### AIM OF THE TASK
Write out every record in full, exactly as written, please.

====== TASK DATA

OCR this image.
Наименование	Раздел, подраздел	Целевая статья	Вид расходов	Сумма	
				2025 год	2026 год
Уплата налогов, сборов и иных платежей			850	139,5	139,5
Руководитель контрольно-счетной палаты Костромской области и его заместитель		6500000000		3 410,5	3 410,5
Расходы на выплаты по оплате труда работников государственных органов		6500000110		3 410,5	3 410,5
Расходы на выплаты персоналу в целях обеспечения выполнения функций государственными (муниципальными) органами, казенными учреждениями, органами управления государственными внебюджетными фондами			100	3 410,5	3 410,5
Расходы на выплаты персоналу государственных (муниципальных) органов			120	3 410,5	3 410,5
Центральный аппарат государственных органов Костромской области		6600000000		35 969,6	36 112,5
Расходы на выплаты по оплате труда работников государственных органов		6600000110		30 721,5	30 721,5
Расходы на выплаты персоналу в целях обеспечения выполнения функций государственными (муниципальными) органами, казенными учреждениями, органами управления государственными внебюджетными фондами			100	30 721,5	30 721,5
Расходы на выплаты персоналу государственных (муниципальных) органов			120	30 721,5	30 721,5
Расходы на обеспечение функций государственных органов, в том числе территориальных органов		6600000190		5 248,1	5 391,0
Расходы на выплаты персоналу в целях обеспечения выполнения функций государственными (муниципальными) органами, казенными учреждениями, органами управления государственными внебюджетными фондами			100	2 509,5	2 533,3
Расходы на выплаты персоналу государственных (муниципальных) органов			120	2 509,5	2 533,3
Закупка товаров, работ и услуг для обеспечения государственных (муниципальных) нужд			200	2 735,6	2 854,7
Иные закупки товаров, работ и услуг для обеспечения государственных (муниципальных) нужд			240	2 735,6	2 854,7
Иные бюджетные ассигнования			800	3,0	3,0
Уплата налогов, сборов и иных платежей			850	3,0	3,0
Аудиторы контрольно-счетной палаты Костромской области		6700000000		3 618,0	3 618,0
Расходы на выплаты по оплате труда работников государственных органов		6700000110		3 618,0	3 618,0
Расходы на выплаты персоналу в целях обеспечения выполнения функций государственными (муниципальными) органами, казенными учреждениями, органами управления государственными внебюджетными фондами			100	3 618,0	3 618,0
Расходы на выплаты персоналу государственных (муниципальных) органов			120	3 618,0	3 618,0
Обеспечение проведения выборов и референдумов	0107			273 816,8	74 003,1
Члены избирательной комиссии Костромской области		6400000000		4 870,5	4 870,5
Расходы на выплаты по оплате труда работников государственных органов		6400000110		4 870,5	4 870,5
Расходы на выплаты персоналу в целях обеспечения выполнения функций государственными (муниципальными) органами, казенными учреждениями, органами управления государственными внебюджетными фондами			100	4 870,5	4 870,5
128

============

### CORRECT RESPONSE
OCR this image.
Наименование	Раздел, подраздел	Целевая статья	Вид расходов	Сумма	
				2025 год	2026 год
Уплата налогов, сборов и иных платежей			850	139,5	139,5
Руководитель контрольно-счетной палаты Костромской области и его заместитель		6500000000		3 410,5	3 410,5
Расходы на выплаты по оплате труда работников государственных органов		6500000110		3 410,5	3 410,5
Расходы на выплаты персоналу в целях обеспечения выполнения функций государственными (муниципальными) органами, казенными учреждениями, органами управления государственными внебюджетными фондами			100	3 410,5	3 410,5
Расходы на выплаты персоналу государственных (муниципальных) органов			120	3 410,5	3 410,5
Центральный аппарат государственных органов Костромской области		6600000000		35 969,6	36 112,5
Расходы на выплаты по оплате труда работников государственных органов		6600000110		30 721,5	30 721,5
Расходы на выплаты персоналу в целях обеспечения выполнения функций государственными (муниципальными) органами, казенными учреждениями, органами управления государственными внебюджетными фондами			100	30 721,5	30 721,5
Расходы на выплаты персоналу государственных (муниципальных) органов			120	30 721,5	30 721,5
Расходы на обеспечение функций государственных органов, в том числе территориальных органов		6600000190		5 248,1	5 391,0
Расходы на выплаты персоналу в целях обеспечения выполнения функций государственными (муниципальными) органами, казенными учреждениями, органами управления государственными внебюджетными фондами			100	2 509,5	2 533,3
Расходы на выплаты персоналу государственных (муниципальных) органов			120	2 509,5	2 533,3
Закупка товаров, работ и услуг для обеспечения государственных (муниципальных) нужд			200	2 735,6	2 854,7
Иные закупки товаров, работ и услуг для обеспечения государственных (муниципальных) нужд			240	2 735,6	2 854,7
Иные бюджетные ассигнования			800	3,0	3,0
Уплата налогов, сборов и иных платежей			850	3,0	3,0
Аудиторы контрольно-счетной палаты Костромской области		6700000000		3 618,0	3 618,0
Расходы на выплаты по оплате труда работников государственных органов		6700000110		3 618,0	3 618,0
Расходы на выплаты персоналу в целях обеспечения выполнения функций государственными (муниципальными) органами, казенными учреждениями, органами управления государственными внебюджетными фондами			100	3 618,0	3 618,0
Расходы на выплаты персоналу государственных (муниципальных) органов			120	3 618,0	3 618,0
Обеспечение проведения выборов и референдумов	0107			273 816,8	74 003,1
Члены избирательной комиссии Костромской области		6400000000		4 870,5	4 870,5
Расходы на выплаты по оплате труда работников государственных органов		6400000110		4 870,5	4 870,5
Расходы на выплаты персоналу в целях обеспечения выполнения функций государственными (муниципальными) органами, казенными учреждениями, органами управления государственными внебюджетными фондами			100	4 870,5	4 870,5
128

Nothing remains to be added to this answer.